▶ _你的任务_
把下面清单里从含有“Itemize the components”的那一行开始、到含有“svg-text:200: 200 [574,249,581,254]”的那一行结束的几行重新写一遍，首尾两行都算在内，里面的要求也照样写上。答案里的所有数字，包括文字标签里的数和方框坐标，都按 0.7 缩放，然后四舍五入取整（0.5 进位）。图片不要写进去。

▶ _数据集_
----

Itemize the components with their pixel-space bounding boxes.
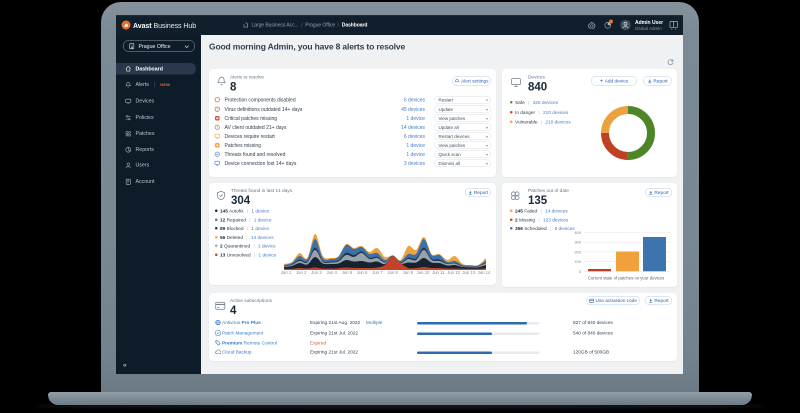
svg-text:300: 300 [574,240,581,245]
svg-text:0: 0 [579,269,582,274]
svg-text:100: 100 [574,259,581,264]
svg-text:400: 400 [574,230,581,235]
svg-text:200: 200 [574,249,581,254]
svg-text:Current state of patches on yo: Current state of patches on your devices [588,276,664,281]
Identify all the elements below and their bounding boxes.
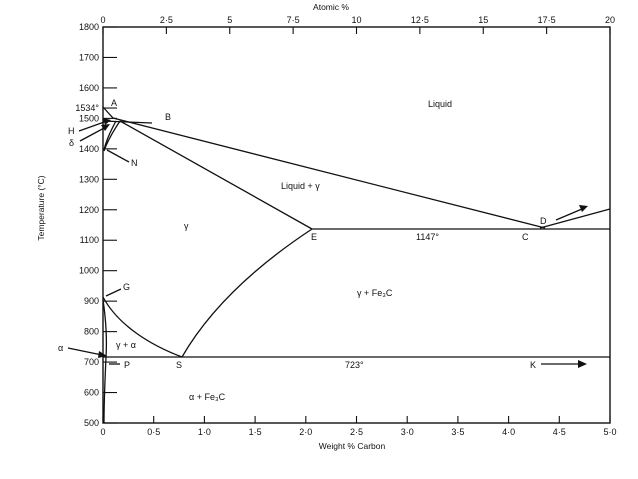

----

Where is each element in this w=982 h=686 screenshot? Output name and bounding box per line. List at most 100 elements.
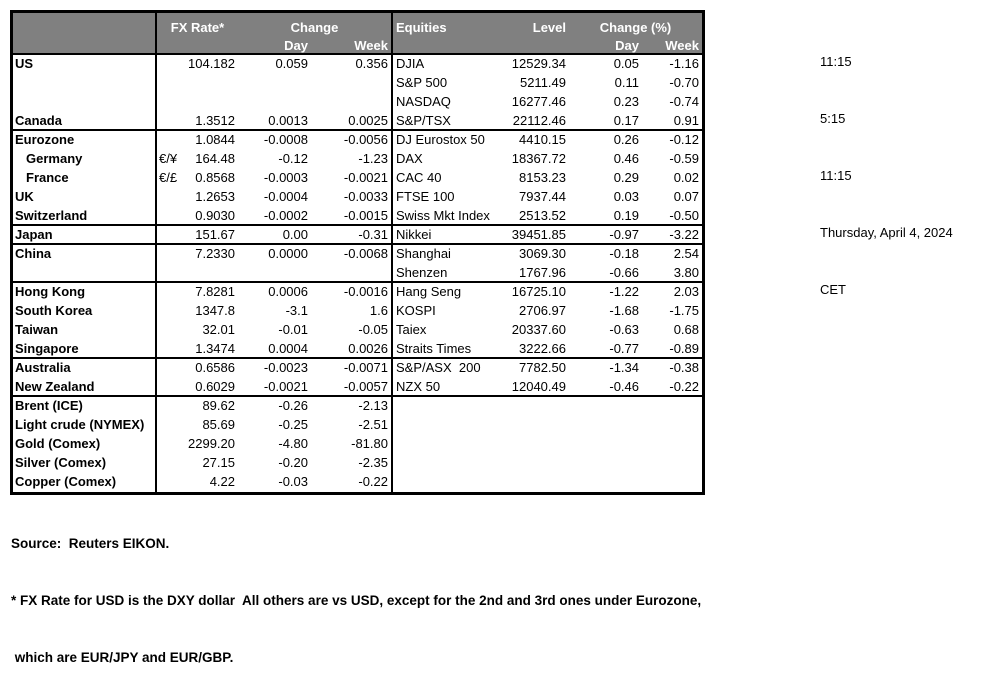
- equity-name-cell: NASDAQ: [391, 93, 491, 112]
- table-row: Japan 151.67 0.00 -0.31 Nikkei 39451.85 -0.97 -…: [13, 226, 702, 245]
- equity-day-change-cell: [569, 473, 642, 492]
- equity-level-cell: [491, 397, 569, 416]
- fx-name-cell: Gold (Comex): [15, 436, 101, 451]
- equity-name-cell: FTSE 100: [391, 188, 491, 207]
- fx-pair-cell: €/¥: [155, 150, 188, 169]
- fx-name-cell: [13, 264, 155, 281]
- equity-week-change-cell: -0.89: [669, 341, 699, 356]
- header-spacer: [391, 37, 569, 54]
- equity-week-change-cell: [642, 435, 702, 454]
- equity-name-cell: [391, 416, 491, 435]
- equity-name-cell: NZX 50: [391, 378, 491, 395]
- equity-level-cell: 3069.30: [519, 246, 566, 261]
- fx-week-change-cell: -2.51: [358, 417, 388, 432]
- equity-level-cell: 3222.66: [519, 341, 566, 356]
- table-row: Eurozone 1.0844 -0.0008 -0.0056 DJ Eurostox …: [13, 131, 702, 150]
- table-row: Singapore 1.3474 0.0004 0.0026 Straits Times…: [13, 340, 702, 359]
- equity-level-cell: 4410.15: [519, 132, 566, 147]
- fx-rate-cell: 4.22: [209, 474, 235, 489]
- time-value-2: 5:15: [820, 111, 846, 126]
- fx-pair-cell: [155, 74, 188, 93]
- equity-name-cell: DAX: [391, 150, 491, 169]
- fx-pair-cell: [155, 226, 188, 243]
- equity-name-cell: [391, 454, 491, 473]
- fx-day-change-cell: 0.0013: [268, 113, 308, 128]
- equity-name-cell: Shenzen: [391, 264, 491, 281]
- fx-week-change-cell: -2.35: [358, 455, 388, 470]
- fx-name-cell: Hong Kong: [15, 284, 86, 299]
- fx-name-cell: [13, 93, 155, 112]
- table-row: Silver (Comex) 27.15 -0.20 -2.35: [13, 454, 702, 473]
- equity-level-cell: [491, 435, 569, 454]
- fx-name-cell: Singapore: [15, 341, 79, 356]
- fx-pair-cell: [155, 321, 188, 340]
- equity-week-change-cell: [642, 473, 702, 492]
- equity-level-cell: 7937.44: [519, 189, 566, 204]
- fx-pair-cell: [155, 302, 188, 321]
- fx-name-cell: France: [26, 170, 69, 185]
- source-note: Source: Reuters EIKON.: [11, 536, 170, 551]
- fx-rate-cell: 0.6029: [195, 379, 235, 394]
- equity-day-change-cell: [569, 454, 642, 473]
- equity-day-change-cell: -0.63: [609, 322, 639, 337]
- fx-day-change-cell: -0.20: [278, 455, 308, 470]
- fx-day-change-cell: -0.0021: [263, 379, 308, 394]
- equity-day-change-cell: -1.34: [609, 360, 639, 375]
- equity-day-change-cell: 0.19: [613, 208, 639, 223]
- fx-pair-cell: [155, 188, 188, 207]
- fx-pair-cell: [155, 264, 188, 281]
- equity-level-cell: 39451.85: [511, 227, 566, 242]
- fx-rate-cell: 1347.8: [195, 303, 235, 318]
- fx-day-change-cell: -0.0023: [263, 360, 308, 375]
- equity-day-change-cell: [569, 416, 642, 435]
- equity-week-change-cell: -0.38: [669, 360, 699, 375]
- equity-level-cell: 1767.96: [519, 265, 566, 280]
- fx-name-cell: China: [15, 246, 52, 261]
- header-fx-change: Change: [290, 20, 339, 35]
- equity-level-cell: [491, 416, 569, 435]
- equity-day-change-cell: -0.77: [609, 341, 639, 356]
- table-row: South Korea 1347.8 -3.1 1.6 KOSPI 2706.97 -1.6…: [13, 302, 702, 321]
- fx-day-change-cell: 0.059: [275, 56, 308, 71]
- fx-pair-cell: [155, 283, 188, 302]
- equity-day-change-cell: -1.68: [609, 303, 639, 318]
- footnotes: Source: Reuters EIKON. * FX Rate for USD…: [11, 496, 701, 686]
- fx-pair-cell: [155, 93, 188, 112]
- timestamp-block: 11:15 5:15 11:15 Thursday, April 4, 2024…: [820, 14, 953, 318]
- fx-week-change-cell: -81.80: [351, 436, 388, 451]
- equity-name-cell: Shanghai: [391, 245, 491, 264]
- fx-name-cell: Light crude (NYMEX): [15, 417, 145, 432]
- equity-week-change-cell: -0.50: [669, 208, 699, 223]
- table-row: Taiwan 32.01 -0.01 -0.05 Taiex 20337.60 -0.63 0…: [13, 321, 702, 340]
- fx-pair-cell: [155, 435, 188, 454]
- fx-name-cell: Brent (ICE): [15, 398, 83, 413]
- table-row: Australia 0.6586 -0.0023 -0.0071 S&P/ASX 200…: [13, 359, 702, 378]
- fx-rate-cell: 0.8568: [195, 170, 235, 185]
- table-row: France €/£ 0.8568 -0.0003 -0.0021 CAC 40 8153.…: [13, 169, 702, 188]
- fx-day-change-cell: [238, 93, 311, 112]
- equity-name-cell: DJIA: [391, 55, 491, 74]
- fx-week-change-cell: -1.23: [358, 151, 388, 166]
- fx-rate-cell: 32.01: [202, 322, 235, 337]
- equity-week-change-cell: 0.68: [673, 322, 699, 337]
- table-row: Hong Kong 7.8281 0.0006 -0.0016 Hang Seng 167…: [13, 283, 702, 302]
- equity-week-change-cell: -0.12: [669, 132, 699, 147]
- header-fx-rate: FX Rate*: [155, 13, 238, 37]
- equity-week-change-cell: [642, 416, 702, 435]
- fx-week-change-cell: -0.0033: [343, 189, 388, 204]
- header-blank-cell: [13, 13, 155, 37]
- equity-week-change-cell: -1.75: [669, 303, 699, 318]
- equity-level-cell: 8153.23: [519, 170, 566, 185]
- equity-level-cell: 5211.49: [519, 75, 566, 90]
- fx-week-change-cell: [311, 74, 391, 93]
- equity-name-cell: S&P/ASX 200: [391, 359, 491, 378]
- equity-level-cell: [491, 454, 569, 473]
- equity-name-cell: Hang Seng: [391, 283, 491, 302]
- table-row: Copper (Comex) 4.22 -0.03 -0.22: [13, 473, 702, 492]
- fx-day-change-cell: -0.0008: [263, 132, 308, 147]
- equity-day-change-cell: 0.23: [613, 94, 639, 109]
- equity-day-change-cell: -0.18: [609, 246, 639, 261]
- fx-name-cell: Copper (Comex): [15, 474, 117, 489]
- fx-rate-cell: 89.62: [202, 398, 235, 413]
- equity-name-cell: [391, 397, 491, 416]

----

▶ _回答如下_
Itemize the components with their pixel-space bounding boxes.
svg-text:210: 210 [402,168,407,172]
svg-text:0: 0 [405,188,407,192]
svg-text:70: 70 [402,181,407,185]
svg-text:280: 280 [402,161,407,165]
svg-text:140: 140 [402,174,407,178]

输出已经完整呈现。